TASK TO CARRY OUT:
Copy out the listing exactly.

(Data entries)
——————————
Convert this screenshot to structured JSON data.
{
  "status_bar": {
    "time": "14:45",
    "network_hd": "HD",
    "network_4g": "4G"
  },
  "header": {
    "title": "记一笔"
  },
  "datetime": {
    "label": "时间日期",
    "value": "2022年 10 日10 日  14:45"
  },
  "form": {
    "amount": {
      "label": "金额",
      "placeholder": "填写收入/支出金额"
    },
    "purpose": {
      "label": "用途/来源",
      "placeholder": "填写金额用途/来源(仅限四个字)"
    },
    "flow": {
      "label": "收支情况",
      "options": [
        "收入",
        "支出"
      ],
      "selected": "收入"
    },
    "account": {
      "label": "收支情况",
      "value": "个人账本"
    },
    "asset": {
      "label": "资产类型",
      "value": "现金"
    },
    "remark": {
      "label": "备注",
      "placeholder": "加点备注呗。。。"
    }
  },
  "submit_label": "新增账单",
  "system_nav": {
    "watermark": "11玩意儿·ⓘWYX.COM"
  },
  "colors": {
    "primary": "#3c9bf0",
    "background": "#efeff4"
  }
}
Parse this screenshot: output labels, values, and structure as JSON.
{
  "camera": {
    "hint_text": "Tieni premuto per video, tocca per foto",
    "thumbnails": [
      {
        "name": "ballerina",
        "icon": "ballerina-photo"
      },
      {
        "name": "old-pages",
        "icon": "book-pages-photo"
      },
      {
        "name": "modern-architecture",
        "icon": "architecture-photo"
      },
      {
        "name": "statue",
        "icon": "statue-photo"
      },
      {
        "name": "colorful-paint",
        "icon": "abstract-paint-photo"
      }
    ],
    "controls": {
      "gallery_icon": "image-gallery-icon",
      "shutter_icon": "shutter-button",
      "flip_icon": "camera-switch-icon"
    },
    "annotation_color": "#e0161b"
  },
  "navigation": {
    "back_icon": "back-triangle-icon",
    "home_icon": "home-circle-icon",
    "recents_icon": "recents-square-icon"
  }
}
——————————
COMPLETE OUTPUT:
Convert this screenshot to structured JSON data.
{
  "status_bar": {
    "time": "14:45",
    "network_hd": "HD",
    "network_4g": "4G"
  },
  "header": {
    "title": "记一笔"
  },
  "datetime": {
    "label": "时间日期",
    "value": "2022年 10 日10 日  14:45"
  },
  "form": {
    "amount": {
      "label": "金额",
      "placeholder": "填写收入/支出金额"
    },
    "purpose": {
      "label": "用途/来源",
      "placeholder": "填写金额用途/来源(仅限四个字)"
    },
    "flow": {
      "label": "收支情况",
      "options": [
        "收入",
        "支出"
      ],
      "selected": "收入"
    },
    "account": {
      "label": "收支情况",
      "value": "个人账本"
    },
    "asset": {
      "label": "资产类型",
      "value": "现金"
    },
    "remark": {
      "label": "备注",
      "placeholder": "加点备注呗。。。"
    }
  },
  "submit_label": "新增账单",
  "system_nav": {
    "watermark": "11玩意儿·ⓘWYX.COM"
  },
  "colors": {
    "primary": "#3c9bf0",
    "background": "#efeff4"
  }
}
Parse this screenshot: output labels, values, and structure as JSON.
{
  "camera": {
    "hint_text": "Tieni premuto per video, tocca per foto",
    "thumbnails": [
      {
        "name": "ballerina",
        "icon": "ballerina-photo"
      },
      {
        "name": "old-pages",
        "icon": "book-pages-photo"
      },
      {
        "name": "modern-architecture",
        "icon": "architecture-photo"
      },
      {
        "name": "statue",
        "icon": "statue-photo"
      },
      {
        "name": "colorful-paint",
        "icon": "abstract-paint-photo"
      }
    ],
    "controls": {
      "gallery_icon": "image-gallery-icon",
      "shutter_icon": "shutter-button",
      "flip_icon": "camera-switch-icon"
    },
    "annotation_color": "#e0161b"
  },
  "navigation": {
    "back_icon": "back-triangle-icon",
    "home_icon": "home-circle-icon",
    "recents_icon": "recents-square-icon"
  }
}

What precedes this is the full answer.